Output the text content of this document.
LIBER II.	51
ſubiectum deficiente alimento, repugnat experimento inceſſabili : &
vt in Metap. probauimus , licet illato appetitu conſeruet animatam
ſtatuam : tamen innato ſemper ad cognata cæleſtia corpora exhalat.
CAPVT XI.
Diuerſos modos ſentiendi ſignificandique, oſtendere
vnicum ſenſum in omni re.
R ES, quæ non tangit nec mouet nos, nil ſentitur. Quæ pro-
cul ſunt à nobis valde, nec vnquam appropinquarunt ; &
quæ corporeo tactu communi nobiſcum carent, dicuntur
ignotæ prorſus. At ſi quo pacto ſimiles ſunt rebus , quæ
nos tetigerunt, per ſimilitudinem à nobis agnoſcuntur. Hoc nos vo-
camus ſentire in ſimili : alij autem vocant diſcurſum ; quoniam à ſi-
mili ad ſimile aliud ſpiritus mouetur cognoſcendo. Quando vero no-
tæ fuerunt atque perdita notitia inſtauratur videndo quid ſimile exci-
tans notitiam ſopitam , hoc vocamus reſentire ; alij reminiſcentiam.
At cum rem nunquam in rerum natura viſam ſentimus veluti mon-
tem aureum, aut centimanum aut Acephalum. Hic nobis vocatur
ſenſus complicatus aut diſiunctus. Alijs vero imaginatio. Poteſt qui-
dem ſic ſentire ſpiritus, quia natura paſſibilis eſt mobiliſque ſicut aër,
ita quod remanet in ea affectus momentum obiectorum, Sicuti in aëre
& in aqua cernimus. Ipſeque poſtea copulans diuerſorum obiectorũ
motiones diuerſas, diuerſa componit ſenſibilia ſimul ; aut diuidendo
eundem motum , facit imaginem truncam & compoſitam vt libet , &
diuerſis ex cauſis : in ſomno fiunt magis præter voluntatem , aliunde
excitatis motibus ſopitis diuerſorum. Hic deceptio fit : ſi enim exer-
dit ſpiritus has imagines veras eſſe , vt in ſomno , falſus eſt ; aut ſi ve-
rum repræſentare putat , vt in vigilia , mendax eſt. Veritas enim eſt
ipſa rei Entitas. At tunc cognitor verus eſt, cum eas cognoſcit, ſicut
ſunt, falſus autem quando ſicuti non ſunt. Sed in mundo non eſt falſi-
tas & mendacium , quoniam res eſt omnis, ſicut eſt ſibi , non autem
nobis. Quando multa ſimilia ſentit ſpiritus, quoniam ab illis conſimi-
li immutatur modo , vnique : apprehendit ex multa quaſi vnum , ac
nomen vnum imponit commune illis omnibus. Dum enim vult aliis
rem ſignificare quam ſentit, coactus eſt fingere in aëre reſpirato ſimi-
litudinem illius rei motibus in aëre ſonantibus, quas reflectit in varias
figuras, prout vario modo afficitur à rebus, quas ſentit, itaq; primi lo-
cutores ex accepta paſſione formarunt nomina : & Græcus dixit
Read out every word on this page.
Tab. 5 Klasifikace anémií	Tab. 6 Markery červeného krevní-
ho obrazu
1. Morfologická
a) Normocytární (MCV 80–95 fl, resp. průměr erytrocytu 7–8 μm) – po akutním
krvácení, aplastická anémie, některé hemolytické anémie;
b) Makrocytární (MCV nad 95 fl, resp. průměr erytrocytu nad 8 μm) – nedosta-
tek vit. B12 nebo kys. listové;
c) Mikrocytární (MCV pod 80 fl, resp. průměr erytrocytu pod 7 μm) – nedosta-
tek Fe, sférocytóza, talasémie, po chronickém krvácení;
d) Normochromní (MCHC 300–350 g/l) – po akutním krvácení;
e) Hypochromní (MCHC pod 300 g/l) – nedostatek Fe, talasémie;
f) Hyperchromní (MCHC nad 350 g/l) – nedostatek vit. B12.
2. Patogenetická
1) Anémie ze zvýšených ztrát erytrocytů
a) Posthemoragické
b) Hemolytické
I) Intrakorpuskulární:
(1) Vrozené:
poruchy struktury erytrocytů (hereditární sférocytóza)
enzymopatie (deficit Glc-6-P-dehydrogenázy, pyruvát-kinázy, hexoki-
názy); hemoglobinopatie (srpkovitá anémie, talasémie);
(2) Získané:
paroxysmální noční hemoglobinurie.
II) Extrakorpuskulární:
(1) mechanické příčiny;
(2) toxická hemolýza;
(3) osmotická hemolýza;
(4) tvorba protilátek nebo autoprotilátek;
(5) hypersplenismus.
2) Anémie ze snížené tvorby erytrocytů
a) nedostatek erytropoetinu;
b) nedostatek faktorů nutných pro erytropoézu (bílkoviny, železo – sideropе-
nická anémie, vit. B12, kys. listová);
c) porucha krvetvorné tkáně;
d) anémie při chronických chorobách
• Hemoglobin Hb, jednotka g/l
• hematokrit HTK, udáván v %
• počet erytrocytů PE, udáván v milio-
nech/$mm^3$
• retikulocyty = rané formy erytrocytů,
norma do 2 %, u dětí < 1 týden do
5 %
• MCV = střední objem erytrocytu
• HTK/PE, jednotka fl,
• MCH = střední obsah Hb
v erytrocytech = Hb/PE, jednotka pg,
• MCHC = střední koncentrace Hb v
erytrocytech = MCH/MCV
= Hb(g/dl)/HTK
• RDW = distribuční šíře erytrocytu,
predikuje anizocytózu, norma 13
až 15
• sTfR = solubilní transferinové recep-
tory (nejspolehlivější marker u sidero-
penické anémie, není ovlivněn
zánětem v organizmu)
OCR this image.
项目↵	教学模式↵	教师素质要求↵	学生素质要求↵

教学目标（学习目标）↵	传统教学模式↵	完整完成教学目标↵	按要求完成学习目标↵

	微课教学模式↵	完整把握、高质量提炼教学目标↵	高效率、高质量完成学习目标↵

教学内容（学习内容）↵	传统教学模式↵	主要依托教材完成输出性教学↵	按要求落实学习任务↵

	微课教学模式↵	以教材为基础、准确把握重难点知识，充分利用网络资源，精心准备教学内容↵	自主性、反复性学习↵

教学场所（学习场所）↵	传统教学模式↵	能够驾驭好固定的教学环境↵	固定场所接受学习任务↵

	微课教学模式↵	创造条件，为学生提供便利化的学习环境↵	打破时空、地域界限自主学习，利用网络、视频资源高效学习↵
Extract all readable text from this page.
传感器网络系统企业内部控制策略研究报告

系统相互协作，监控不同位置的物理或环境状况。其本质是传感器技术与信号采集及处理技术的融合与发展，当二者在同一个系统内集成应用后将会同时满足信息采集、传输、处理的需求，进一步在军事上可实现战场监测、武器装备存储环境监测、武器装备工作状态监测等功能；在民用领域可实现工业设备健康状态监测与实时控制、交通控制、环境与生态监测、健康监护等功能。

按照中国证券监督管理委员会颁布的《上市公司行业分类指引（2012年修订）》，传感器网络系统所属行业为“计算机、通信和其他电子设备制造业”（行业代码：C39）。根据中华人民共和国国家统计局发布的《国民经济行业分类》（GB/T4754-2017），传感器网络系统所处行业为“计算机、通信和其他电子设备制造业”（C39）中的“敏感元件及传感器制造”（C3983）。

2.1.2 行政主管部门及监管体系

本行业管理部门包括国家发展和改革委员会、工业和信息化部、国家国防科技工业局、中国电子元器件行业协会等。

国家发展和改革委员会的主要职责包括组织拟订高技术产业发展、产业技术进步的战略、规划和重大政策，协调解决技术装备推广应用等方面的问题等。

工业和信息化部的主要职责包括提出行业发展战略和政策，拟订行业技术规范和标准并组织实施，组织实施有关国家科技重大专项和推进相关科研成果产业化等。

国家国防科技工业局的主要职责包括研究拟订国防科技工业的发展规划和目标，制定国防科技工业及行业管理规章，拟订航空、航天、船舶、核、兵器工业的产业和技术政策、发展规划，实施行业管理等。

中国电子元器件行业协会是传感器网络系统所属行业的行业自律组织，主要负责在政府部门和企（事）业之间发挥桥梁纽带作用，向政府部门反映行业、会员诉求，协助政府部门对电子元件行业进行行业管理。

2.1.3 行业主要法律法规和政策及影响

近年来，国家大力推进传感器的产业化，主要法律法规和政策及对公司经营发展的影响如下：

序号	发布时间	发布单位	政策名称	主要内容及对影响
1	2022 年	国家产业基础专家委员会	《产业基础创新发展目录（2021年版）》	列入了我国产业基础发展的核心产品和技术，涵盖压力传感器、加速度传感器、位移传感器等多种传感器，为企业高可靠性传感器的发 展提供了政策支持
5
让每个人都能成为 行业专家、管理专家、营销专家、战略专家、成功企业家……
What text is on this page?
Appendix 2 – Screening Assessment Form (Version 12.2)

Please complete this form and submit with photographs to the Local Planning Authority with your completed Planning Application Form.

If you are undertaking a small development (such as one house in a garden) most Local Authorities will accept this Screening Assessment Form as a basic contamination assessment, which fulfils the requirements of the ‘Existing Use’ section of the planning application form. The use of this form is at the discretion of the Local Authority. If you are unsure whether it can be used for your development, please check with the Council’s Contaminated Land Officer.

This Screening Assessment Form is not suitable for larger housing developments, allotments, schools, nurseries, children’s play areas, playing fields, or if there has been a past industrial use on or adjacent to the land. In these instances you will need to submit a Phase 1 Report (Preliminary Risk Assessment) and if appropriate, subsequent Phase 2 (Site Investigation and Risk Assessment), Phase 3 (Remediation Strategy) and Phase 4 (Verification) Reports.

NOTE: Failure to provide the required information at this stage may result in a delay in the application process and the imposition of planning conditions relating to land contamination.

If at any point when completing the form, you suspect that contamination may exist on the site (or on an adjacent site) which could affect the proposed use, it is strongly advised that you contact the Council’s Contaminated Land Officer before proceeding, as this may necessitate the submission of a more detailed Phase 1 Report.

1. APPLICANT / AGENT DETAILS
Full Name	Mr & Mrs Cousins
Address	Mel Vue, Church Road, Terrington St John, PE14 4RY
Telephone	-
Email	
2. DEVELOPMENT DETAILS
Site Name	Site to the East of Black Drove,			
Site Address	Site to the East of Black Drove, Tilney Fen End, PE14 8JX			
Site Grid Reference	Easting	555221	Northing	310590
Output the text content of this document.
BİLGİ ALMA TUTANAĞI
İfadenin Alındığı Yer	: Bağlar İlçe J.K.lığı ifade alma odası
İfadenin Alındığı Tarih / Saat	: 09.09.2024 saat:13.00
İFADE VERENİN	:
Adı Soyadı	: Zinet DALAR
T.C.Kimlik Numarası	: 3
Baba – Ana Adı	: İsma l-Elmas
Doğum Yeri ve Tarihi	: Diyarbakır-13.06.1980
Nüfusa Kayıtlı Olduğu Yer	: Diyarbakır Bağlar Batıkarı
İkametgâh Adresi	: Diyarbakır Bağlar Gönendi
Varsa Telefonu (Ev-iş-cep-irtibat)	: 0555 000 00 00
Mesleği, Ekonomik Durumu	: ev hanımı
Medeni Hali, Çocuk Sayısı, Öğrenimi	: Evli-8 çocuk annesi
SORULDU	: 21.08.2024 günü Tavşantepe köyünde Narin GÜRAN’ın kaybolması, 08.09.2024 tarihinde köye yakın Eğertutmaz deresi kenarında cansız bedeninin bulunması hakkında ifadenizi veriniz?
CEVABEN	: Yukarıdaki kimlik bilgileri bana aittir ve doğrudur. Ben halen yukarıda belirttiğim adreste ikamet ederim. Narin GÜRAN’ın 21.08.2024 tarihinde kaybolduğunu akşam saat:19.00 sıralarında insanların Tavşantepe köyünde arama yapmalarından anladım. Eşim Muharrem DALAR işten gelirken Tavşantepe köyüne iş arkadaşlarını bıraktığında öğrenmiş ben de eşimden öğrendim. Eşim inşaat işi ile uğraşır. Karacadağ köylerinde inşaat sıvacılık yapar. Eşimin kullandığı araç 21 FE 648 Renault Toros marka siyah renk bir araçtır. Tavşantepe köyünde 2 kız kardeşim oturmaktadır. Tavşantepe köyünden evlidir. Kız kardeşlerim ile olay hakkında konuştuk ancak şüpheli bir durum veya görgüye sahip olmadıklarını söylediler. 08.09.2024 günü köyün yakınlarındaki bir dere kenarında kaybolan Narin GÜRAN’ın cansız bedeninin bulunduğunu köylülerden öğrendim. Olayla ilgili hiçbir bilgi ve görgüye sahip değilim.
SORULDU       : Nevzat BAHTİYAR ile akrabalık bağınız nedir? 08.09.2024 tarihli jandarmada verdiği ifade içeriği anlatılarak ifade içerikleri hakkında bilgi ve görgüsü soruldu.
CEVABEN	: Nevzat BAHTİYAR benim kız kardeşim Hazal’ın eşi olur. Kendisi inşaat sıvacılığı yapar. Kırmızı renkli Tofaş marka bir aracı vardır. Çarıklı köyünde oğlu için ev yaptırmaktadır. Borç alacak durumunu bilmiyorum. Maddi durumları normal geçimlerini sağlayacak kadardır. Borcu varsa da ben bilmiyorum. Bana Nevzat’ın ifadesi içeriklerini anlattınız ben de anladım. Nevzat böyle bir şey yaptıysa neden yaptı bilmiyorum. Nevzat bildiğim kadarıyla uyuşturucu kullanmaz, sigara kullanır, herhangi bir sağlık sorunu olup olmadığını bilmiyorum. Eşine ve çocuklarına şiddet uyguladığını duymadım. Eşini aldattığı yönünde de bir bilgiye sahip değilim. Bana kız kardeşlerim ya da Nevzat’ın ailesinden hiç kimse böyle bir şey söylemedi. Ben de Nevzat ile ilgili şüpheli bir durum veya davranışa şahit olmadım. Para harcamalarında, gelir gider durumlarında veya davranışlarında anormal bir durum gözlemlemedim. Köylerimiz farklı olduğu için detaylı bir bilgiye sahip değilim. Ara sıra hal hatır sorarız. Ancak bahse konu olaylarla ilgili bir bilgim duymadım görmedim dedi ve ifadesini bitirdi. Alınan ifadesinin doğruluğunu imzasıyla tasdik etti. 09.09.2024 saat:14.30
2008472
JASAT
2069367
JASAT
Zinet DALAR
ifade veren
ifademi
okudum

+--

Search the records above for "SORULDU". Copy each line where it is found.

SORULDU	: 21.08.2024 günü Tavşantepe köyünde Narin GÜRAN’ın kaybolması, 08.09.2024 tarihinde köye yakın Eğertutmaz deresi kenarında cansız bedeninin bulunması hakkında ifadenizi veriniz?
SORULDU       : Nevzat BAHTİYAR ile akrabalık bağınız nedir? 08.09.2024 tarihli jandarmada verdiği ifade içeriği anlatılarak ifade içerikleri hakkında bilgi ve görgüsü soruldu.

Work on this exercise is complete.